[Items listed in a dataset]
******

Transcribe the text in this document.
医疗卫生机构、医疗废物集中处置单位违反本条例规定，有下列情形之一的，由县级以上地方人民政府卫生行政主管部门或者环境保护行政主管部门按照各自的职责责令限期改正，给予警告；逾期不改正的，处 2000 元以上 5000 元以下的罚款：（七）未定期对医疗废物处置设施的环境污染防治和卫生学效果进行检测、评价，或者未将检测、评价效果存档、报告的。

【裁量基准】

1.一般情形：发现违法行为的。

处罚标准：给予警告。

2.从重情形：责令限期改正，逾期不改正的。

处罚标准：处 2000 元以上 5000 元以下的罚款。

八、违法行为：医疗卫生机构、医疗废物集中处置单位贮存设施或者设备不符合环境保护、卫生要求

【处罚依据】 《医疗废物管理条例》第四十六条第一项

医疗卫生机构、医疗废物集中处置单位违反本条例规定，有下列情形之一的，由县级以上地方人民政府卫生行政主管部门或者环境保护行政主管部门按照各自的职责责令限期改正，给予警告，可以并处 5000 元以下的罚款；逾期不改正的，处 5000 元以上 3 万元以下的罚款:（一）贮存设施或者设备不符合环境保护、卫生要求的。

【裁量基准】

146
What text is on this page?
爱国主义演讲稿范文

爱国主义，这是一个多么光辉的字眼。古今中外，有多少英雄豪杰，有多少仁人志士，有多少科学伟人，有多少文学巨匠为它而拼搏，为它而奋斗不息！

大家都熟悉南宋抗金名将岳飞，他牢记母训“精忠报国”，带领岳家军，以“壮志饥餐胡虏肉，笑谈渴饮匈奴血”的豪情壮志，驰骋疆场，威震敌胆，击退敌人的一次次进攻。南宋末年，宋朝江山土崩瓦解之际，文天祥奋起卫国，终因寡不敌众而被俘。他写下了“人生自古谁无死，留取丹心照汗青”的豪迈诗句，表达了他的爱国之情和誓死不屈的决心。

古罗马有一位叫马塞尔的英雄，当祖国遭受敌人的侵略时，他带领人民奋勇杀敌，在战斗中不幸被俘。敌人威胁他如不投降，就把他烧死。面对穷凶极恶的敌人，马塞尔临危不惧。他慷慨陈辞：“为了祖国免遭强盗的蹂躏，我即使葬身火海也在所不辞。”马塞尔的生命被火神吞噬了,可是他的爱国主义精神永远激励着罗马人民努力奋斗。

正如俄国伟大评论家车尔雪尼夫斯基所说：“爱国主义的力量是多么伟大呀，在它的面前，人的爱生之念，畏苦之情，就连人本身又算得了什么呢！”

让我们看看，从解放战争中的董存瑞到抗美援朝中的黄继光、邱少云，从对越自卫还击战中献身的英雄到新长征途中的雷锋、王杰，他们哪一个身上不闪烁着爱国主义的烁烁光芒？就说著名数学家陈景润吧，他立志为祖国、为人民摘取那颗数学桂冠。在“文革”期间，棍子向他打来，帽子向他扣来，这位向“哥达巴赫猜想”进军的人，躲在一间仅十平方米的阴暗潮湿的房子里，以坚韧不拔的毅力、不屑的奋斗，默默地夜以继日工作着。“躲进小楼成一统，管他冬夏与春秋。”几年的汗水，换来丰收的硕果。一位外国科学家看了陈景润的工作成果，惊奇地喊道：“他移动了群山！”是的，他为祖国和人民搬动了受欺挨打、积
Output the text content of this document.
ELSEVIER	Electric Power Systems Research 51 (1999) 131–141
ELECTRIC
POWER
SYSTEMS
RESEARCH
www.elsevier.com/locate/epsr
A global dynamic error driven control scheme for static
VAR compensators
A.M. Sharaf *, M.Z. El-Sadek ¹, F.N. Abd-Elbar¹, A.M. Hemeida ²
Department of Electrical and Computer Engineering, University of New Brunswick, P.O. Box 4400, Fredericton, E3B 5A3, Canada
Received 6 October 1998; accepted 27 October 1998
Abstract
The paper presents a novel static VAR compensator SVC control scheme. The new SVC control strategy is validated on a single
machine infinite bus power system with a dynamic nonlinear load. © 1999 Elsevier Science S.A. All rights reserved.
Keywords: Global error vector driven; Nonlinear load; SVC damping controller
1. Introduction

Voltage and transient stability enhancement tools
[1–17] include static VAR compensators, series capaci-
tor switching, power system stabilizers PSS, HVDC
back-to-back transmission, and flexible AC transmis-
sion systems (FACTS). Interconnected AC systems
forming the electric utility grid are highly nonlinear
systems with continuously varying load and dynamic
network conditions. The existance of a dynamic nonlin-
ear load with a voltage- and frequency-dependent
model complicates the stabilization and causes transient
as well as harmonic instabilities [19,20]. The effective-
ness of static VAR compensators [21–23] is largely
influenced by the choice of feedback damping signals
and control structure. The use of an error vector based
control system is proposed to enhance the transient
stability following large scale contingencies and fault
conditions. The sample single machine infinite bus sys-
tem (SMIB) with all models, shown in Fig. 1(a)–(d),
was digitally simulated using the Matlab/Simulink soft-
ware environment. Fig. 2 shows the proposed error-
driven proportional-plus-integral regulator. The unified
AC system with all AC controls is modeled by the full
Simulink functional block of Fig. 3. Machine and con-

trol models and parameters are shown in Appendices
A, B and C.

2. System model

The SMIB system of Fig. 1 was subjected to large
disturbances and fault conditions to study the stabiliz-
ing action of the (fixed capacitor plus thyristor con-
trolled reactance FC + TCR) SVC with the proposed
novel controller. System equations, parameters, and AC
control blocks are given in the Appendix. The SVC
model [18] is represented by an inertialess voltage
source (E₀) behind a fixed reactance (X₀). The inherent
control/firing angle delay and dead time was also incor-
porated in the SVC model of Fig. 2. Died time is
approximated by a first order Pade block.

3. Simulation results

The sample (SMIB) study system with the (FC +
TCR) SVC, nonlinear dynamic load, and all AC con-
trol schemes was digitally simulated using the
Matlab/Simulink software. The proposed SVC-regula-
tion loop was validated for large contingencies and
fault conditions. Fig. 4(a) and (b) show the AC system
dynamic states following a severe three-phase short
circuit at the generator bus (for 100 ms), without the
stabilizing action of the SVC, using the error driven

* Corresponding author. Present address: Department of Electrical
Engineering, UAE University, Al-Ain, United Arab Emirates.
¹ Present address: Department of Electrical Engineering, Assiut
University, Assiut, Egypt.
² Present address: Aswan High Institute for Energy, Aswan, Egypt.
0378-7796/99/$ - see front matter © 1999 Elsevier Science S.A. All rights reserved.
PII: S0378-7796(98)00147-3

******

▸ **Challenge**
Work out the number of lines in this listing that include the word "text". Reply with that number only.

▸ **Complete output**
3